Material shown:

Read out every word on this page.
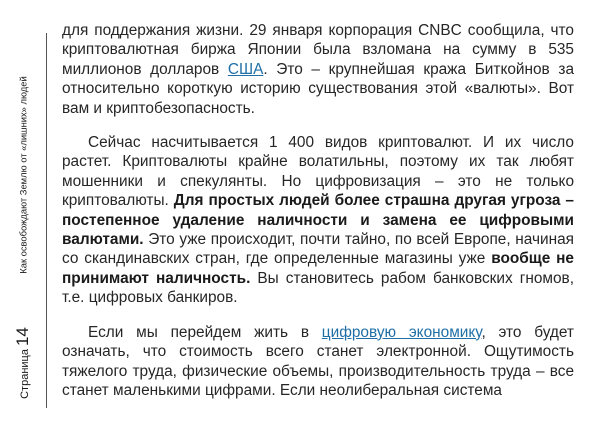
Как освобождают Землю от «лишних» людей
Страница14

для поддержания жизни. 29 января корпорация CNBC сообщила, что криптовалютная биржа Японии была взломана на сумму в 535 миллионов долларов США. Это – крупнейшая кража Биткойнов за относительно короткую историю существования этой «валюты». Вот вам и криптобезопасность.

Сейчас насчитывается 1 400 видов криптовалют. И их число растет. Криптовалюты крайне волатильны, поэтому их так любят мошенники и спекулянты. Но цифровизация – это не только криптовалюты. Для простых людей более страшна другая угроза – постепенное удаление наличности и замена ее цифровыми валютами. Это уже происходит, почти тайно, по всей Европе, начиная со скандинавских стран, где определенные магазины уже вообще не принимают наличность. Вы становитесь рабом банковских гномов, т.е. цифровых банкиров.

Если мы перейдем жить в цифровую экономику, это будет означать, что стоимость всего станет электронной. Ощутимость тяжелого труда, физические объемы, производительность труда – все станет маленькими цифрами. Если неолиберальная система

Short problem:
Omit all pictures while transcribing the entries verbatim.

Solution for this exercise:
Read out every word on this page.
Как освобождают Землю от «лишних» людей
Страница14

для поддержания жизни. 29 января корпорация CNBC сообщила, что криптовалютная биржа Японии была взломана на сумму в 535 миллионов долларов США. Это – крупнейшая кража Биткойнов за относительно короткую историю существования этой «валюты». Вот вам и криптобезопасность.

Сейчас насчитывается 1 400 видов криптовалют. И их число растет. Криптовалюты крайне волатильны, поэтому их так любят мошенники и спекулянты. Но цифровизация – это не только криптовалюты. Для простых людей более страшна другая угроза – постепенное удаление наличности и замена ее цифровыми валютами. Это уже происходит, почти тайно, по всей Европе, начиная со скандинавских стран, где определенные магазины уже вообще не принимают наличность. Вы становитесь рабом банковских гномов, т.е. цифровых банкиров.

Если мы перейдем жить в цифровую экономику, это будет означать, что стоимость всего станет электронной. Ощутимость тяжелого труда, физические объемы, производительность труда – все станет маленькими цифрами. Если неолиберальная система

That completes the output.